- _Source records_:
----

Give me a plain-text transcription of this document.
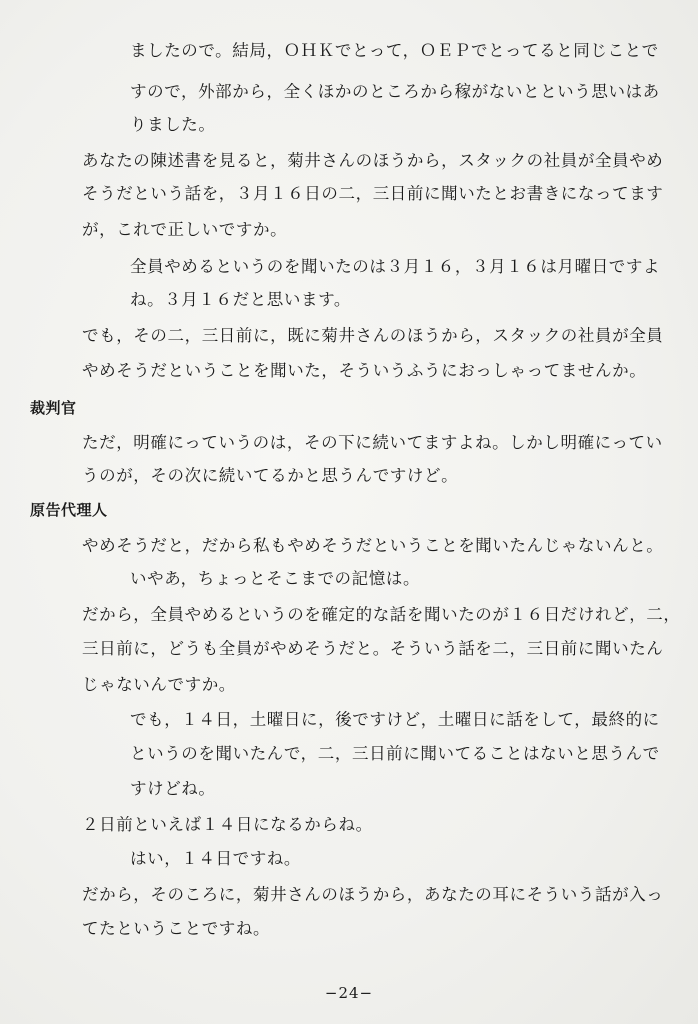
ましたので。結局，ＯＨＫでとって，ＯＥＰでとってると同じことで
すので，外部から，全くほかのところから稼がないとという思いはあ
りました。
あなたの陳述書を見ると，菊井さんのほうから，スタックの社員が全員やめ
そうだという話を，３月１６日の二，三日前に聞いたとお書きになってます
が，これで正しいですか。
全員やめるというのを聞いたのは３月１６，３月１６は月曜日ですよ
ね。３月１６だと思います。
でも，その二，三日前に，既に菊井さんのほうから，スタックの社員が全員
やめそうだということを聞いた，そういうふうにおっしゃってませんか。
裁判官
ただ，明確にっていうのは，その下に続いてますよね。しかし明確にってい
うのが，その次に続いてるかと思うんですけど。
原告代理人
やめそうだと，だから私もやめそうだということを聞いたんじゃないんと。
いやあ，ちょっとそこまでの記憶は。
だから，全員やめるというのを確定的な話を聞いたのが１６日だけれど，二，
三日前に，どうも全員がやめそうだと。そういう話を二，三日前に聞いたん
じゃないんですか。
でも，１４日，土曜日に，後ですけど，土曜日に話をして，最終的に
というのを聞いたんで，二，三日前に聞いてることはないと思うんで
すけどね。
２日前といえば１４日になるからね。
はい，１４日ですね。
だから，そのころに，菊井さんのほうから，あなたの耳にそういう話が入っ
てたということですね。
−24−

----

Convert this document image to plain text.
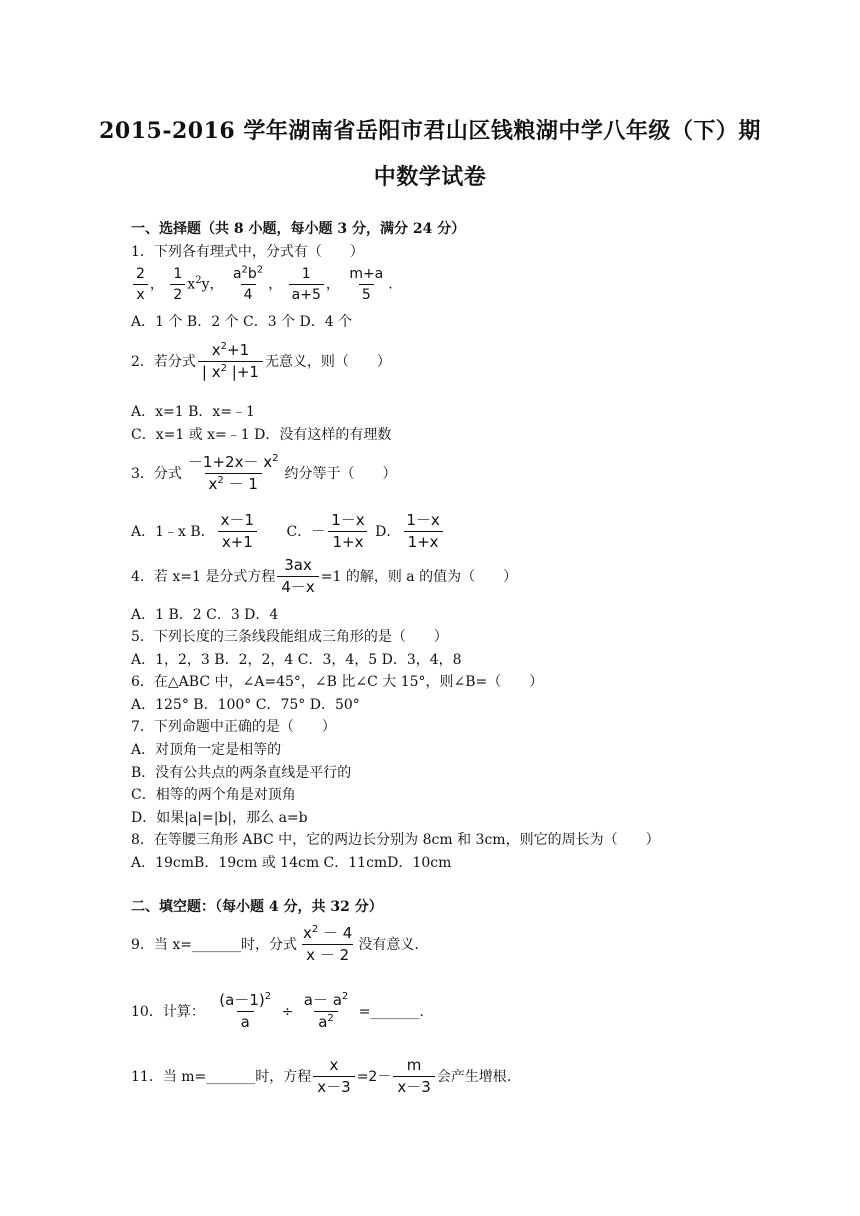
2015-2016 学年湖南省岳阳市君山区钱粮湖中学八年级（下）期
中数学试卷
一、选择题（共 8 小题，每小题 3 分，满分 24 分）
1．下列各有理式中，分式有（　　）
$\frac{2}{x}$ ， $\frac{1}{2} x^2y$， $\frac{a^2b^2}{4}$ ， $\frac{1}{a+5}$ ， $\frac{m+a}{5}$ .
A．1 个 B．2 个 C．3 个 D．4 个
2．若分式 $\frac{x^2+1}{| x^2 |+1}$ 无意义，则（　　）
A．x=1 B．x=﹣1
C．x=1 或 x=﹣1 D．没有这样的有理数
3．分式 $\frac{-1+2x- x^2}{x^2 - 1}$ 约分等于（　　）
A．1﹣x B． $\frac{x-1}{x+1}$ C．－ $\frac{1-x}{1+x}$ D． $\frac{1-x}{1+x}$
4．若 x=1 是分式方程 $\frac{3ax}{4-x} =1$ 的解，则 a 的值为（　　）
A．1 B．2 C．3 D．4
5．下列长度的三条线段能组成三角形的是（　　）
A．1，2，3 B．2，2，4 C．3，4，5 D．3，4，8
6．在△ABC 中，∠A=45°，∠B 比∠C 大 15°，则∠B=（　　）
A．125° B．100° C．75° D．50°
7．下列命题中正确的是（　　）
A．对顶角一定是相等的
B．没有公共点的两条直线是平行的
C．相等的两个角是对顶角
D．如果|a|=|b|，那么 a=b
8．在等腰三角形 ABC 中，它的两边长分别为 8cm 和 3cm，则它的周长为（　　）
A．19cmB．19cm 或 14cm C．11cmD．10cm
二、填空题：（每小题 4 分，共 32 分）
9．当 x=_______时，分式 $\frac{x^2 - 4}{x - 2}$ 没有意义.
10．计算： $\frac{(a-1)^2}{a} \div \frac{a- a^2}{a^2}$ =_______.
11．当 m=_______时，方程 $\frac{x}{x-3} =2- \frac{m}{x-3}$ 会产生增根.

----

- _Exercise task_: Extract all lines from the material above that include the word "this".

- _Result below_:
Give me a plain-text transcription of this document.
Convert this document image to plain text.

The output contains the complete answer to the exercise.